##### Record list #####
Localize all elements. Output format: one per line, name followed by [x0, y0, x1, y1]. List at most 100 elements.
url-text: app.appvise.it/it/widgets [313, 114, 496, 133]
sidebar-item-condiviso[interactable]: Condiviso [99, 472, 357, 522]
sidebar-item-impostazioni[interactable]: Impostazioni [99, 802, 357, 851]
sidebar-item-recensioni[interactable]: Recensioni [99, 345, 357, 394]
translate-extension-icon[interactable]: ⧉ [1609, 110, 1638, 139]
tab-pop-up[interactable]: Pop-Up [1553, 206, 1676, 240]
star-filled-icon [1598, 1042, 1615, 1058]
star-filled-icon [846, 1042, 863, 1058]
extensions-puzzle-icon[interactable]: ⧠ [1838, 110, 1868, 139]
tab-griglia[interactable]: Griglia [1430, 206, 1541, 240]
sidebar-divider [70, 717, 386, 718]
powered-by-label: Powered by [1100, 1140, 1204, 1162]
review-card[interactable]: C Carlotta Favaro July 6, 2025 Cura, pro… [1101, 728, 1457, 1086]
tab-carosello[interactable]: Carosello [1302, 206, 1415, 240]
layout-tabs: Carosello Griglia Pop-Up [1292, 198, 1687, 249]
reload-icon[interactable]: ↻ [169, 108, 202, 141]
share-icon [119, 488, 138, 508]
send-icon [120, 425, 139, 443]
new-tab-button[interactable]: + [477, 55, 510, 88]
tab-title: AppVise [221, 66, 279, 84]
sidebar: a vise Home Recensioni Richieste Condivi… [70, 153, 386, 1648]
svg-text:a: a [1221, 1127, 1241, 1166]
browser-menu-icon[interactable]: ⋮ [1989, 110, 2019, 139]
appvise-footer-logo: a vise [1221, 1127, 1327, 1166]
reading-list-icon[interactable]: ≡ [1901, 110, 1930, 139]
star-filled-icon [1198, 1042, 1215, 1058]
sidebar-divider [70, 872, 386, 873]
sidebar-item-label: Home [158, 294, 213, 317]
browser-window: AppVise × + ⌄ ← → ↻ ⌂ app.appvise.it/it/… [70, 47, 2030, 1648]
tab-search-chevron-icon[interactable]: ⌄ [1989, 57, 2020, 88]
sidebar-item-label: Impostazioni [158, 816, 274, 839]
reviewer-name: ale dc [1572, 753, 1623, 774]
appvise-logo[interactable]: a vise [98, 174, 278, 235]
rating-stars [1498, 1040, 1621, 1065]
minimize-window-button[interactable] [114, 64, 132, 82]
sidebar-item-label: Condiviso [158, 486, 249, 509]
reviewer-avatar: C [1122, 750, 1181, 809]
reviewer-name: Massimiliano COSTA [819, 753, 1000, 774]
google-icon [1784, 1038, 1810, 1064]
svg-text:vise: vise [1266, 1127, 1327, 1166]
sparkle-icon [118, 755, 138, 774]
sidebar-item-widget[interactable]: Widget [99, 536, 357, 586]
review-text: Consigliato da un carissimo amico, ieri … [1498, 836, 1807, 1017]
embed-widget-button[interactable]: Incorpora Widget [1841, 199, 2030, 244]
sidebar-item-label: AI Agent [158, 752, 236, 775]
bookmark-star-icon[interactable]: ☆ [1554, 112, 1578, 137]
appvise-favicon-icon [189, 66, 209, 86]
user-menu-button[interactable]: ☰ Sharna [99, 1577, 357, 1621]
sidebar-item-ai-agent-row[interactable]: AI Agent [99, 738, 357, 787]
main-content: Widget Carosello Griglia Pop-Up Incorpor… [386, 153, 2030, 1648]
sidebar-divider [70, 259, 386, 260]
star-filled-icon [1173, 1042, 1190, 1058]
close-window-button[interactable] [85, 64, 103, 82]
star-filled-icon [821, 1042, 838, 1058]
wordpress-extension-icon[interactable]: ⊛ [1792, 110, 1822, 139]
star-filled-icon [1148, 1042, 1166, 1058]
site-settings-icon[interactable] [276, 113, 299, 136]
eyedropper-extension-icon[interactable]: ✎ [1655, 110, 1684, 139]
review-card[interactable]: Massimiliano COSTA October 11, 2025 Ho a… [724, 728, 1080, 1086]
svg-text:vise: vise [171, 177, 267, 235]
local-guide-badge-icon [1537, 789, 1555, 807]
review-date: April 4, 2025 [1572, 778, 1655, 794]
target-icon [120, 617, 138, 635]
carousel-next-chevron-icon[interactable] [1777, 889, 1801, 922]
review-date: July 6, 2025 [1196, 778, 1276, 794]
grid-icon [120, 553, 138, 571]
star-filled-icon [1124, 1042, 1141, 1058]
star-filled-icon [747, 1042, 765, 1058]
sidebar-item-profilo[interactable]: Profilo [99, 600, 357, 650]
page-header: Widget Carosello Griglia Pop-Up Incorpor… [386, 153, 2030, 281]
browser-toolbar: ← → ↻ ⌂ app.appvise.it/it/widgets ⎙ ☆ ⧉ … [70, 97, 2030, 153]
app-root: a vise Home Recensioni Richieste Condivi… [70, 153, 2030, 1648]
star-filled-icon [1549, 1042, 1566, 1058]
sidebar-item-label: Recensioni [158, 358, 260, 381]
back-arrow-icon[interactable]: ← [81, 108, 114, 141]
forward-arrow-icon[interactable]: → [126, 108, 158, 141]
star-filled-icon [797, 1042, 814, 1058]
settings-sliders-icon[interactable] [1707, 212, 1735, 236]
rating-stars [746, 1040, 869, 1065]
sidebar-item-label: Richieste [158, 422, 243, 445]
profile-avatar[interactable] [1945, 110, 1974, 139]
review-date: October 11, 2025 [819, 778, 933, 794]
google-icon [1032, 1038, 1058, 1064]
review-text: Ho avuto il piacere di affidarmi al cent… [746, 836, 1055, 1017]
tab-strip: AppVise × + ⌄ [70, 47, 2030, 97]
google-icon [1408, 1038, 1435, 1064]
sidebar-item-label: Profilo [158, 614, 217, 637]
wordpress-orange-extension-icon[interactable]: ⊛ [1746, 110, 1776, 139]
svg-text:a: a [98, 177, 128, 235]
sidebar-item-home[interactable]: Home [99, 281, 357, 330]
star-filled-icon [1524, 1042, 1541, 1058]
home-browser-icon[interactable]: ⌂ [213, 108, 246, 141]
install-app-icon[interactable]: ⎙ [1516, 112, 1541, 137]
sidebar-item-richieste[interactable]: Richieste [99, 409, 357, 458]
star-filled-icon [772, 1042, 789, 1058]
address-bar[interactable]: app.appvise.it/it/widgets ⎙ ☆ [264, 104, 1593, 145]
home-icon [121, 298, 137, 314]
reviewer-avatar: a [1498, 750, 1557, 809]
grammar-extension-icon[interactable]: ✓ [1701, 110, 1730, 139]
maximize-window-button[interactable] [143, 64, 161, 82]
#####
##### Record list #####
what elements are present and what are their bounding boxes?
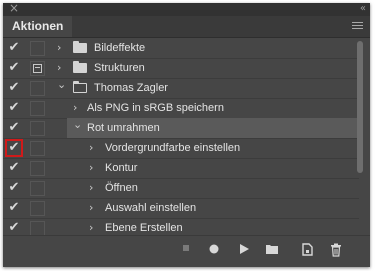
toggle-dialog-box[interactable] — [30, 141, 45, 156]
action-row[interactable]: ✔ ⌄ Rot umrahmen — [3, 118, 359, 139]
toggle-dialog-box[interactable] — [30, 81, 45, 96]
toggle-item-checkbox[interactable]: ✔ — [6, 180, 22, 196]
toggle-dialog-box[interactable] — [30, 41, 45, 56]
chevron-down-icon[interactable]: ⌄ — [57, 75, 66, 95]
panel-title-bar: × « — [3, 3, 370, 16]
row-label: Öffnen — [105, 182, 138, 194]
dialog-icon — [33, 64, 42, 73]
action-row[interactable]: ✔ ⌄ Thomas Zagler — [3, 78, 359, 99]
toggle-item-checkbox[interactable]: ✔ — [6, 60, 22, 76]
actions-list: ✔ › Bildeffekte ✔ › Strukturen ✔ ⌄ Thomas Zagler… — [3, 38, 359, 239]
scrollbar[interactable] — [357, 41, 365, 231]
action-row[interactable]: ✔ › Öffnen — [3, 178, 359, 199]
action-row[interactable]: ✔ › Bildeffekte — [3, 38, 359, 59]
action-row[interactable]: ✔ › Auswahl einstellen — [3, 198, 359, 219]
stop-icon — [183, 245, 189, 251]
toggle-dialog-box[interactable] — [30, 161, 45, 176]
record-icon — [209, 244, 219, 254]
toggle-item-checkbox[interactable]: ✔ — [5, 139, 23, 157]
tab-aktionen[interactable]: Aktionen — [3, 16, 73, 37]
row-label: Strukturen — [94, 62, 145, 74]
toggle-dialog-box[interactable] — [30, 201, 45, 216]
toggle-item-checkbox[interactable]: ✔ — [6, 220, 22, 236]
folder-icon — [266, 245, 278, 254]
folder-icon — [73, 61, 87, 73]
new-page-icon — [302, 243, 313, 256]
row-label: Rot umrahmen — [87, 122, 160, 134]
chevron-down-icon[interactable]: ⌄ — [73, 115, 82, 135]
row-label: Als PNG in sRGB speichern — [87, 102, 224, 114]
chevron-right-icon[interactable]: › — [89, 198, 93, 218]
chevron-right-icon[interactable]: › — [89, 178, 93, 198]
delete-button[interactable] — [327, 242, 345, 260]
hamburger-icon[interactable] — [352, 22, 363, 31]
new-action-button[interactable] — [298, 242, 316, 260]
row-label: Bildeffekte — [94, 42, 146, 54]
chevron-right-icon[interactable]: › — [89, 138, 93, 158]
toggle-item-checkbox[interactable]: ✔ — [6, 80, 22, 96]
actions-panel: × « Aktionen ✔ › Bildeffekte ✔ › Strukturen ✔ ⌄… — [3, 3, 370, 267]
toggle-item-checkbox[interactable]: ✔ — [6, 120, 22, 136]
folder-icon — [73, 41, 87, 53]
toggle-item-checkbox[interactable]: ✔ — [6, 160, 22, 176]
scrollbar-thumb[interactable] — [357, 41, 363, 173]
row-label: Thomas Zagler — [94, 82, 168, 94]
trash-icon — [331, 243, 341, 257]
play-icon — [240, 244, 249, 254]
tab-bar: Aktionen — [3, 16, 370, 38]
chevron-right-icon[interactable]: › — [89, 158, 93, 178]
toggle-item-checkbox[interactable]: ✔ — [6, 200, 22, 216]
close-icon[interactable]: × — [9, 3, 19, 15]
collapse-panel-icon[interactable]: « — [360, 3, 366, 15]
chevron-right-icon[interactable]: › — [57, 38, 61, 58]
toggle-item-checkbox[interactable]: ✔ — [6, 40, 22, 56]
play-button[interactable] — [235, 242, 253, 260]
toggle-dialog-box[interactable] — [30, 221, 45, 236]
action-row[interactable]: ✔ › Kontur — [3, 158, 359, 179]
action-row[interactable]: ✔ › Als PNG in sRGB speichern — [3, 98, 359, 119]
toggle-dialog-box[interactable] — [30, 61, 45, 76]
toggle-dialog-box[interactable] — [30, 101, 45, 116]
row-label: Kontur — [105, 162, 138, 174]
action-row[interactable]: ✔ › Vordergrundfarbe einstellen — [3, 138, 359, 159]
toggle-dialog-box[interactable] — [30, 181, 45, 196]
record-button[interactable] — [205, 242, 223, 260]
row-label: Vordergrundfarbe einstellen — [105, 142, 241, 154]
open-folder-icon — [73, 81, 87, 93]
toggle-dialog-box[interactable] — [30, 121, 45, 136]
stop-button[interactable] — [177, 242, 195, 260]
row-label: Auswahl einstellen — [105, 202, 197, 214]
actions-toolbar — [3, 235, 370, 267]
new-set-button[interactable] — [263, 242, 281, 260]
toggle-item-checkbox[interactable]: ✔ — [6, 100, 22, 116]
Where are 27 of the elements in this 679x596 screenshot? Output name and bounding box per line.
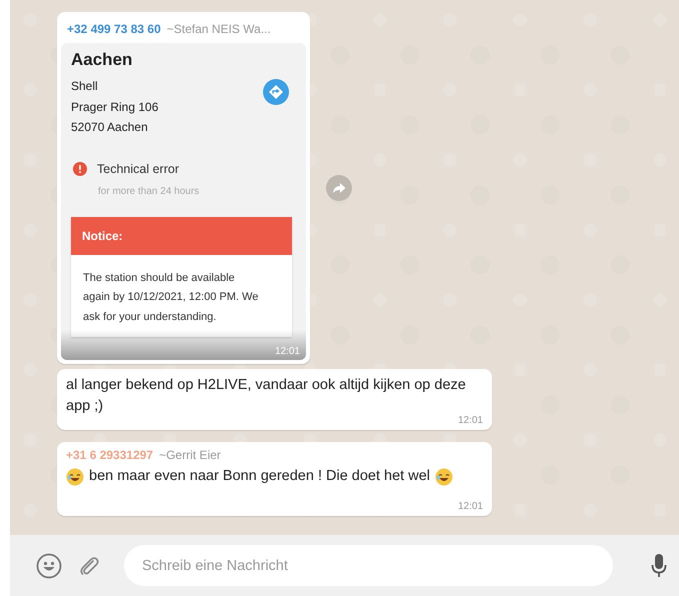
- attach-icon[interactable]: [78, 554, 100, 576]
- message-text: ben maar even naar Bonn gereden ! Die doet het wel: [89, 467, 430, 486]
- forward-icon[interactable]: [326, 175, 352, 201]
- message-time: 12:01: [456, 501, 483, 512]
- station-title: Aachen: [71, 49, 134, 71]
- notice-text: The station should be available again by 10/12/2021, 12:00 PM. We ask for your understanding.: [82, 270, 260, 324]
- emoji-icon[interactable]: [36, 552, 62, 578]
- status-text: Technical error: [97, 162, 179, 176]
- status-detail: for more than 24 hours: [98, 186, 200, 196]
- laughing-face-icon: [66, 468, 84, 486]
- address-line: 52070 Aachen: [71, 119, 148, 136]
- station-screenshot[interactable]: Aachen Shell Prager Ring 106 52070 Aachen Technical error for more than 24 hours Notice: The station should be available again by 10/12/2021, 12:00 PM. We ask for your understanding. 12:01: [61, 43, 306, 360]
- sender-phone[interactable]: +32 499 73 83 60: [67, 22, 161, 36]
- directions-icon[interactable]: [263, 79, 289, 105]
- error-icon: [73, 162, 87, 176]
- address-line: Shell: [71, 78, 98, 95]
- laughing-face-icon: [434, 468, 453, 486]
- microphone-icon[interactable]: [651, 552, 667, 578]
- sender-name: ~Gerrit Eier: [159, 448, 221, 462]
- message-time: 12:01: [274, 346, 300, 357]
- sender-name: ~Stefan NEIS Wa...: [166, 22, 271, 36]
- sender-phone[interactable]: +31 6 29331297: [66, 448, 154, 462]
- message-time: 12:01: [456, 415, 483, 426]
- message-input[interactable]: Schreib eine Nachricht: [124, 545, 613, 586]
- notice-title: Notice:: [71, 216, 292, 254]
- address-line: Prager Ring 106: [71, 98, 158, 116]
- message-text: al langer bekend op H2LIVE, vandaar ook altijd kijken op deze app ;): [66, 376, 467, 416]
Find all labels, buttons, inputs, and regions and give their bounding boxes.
#####
##### Record list #####
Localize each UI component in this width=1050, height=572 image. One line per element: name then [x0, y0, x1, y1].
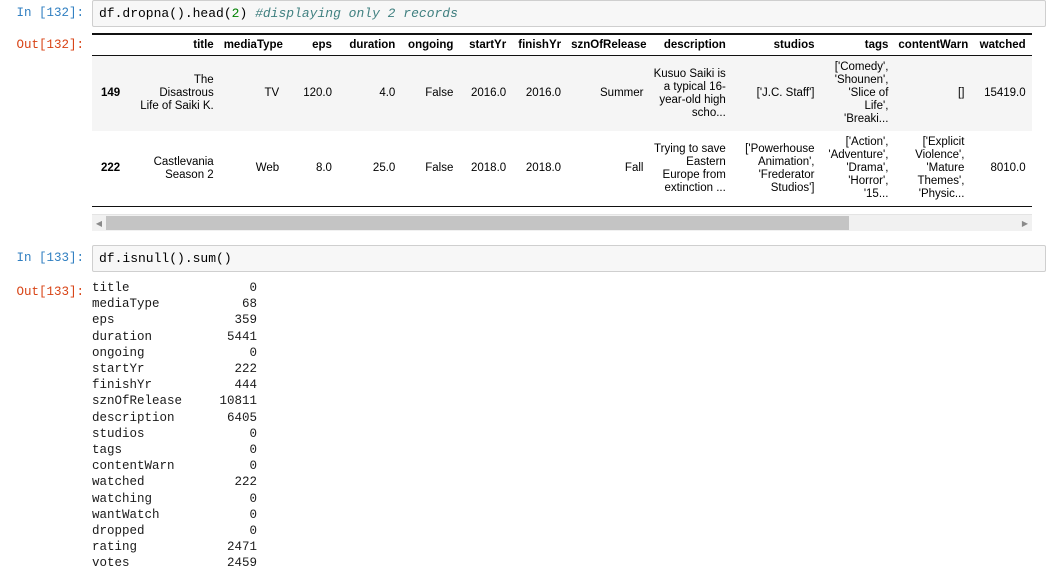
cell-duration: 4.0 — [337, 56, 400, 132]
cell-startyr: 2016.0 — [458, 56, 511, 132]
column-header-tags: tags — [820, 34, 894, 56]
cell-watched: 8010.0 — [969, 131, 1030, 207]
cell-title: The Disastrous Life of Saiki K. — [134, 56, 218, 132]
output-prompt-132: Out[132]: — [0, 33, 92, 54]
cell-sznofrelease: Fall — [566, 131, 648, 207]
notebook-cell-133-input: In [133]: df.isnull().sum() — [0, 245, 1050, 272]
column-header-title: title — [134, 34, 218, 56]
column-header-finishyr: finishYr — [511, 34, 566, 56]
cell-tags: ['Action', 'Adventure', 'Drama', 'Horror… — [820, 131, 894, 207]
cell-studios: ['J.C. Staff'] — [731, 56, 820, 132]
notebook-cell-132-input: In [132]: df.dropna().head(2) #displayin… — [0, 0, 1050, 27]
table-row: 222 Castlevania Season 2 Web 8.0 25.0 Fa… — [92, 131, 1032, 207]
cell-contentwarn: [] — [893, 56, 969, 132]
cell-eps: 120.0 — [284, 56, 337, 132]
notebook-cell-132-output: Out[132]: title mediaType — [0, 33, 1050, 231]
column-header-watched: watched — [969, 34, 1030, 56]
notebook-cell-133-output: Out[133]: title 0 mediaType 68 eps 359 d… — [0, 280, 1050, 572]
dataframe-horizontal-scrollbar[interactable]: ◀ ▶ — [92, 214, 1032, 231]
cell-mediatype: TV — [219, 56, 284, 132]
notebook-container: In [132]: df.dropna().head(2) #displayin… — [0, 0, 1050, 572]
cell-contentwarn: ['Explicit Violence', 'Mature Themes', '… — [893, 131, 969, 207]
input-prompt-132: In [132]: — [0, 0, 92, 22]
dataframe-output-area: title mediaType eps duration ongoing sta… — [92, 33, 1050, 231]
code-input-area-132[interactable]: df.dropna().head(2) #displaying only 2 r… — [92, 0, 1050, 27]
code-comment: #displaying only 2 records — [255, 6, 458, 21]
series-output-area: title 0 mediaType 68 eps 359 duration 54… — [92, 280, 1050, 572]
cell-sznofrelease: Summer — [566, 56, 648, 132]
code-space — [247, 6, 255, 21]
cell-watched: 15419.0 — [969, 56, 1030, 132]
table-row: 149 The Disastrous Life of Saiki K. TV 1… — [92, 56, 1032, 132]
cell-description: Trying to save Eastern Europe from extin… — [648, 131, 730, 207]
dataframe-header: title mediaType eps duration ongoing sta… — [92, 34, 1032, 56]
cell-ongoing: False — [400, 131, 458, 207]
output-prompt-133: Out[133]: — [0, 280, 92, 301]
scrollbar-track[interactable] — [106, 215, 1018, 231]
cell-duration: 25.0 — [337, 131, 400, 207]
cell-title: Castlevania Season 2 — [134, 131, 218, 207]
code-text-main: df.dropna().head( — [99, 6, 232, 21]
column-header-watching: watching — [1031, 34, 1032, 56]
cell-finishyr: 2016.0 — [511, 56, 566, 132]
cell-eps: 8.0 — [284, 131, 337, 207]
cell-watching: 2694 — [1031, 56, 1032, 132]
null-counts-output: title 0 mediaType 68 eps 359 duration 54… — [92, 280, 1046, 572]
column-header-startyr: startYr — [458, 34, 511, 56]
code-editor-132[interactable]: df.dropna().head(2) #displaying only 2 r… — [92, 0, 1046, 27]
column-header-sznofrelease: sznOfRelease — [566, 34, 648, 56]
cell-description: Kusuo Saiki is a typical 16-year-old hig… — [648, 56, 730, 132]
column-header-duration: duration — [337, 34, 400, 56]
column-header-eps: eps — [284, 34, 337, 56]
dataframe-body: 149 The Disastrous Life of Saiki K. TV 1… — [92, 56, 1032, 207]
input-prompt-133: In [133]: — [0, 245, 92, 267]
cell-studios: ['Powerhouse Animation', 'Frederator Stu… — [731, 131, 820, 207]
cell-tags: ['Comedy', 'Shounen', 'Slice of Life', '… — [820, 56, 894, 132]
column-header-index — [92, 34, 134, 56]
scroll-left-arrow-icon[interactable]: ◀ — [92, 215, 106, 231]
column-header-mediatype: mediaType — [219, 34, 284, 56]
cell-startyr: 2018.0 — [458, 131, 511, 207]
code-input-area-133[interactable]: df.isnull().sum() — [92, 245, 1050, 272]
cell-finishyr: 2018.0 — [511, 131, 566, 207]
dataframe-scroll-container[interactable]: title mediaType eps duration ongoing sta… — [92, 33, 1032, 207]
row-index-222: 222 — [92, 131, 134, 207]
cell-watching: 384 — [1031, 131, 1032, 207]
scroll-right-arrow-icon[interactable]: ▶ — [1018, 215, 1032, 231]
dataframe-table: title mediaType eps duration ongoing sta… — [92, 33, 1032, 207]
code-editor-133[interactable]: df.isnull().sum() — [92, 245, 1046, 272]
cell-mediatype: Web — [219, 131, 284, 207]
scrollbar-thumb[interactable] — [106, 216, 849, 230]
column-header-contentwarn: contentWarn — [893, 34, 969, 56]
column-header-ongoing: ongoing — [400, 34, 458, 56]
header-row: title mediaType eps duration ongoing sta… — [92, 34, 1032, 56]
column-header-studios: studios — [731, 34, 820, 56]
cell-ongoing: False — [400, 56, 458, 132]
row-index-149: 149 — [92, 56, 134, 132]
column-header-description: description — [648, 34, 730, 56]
#####
Exercise -
Copy out the lines starting at the one containing "- attach-icon[interactable]: [78, 554, 100, 576]" and ending at the one containing "- message-text: al", both included, and nothing else.

Solution to this problem -
- attach-icon[interactable]: [78, 554, 100, 576]
- message-text: ben maar even naar Bonn gereden ! Die doet het wel: [89, 467, 430, 486]
- forward-icon[interactable]: [326, 175, 352, 201]
- message-time: 12:01: [456, 501, 483, 512]
- station-title: Aachen: [71, 49, 134, 71]
- notice-text: The station should be available again by 10/12/2021, 12:00 PM. We ask for your understanding.: [82, 270, 260, 324]
- emoji-icon[interactable]: [36, 552, 62, 578]
- status-text: Technical error: [97, 162, 179, 176]
- status-detail: for more than 24 hours: [98, 186, 200, 196]
- laughing-face-icon: [66, 468, 84, 486]
- address-line: 52070 Aachen: [71, 119, 148, 136]
- station-screenshot[interactable]: Aachen Shell Prager Ring 106 52070 Aachen Technical error for more than 24 hours Notice: The station should be available again by 10/12/2021, 12:00 PM. We ask for your understanding. 12:01: [61, 43, 306, 360]
- sender-phone[interactable]: +32 499 73 83 60: [67, 22, 161, 36]
- directions-icon[interactable]: [263, 79, 289, 105]
- error-icon: [73, 162, 87, 176]
- address-line: Shell: [71, 78, 98, 95]
- laughing-face-icon: [434, 468, 453, 486]
- microphone-icon[interactable]: [651, 552, 667, 578]
- sender-name: ~Gerrit Eier: [159, 448, 221, 462]
- message-time: 12:01: [274, 346, 300, 357]
- sender-name: ~Stefan NEIS Wa...: [166, 22, 271, 36]
- sender-phone[interactable]: +31 6 29331297: [66, 448, 154, 462]
- message-time: 12:01: [456, 415, 483, 426]
- message-input[interactable]: Schreib eine Nachricht: [124, 545, 613, 586]
- notice-title: Notice:: [71, 216, 292, 254]
- address-line: Prager Ring 106: [71, 98, 158, 116]
- message-text: al langer bekend op H2LIVE, vandaar ook altijd kijken op deze app ;): [66, 376, 467, 416]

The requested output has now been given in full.